Given problem:
Repeat every line exactly, keeping the pictures out of the copy.

Records provided:
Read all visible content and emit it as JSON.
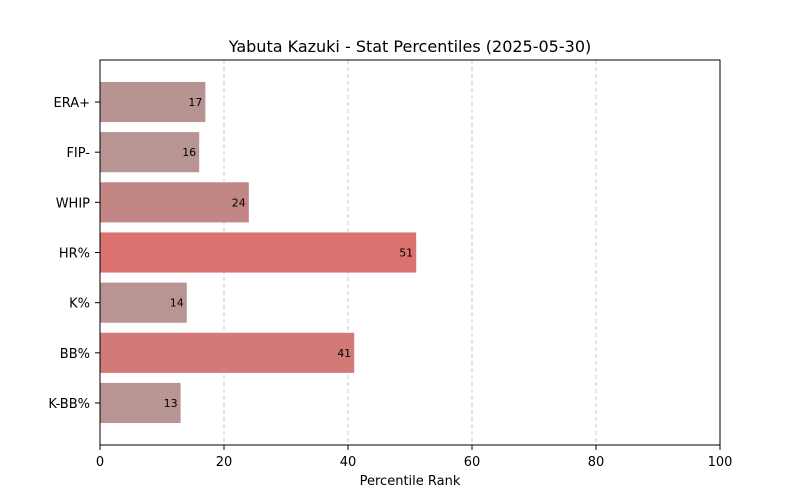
{
  "chart_data": {
    "type": "bar",
    "orientation": "horizontal",
    "title": "Yabuta Kazuki - Stat Percentiles (2025-05-30)",
    "xlabel": "Percentile Rank",
    "ylabel": "",
    "xlim": [
      0,
      100
    ],
    "xticks": [
      0,
      20,
      40,
      60,
      80,
      100
    ],
    "grid": "x-dashed",
    "categories": [
      "ERA+",
      "FIP-",
      "WHIP",
      "HR%",
      "K%",
      "BB%",
      "K-BB%"
    ],
    "values": [
      17,
      16,
      24,
      51,
      14,
      41,
      13
    ],
    "colors": [
      "#b79391",
      "#b89492",
      "#c28684",
      "#da7270",
      "#b89492",
      "#d27a78",
      "#b89492"
    ]
  }
}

Output:
Read all visible content and emit it as JSON.
{
  "chart_data": {
    "type": "bar",
    "orientation": "horizontal",
    "title": "Yabuta Kazuki - Stat Percentiles (2025-05-30)",
    "xlabel": "Percentile Rank",
    "ylabel": "",
    "xlim": [
      0,
      100
    ],
    "xticks": [
      0,
      20,
      40,
      60,
      80,
      100
    ],
    "grid": "x-dashed",
    "categories": [
      "ERA+",
      "FIP-",
      "WHIP",
      "HR%",
      "K%",
      "BB%",
      "K-BB%"
    ],
    "values": [
      17,
      16,
      24,
      51,
      14,
      41,
      13
    ],
    "colors": [
      "#b79391",
      "#b89492",
      "#c28684",
      "#da7270",
      "#b89492",
      "#d27a78",
      "#b89492"
    ]
  }
}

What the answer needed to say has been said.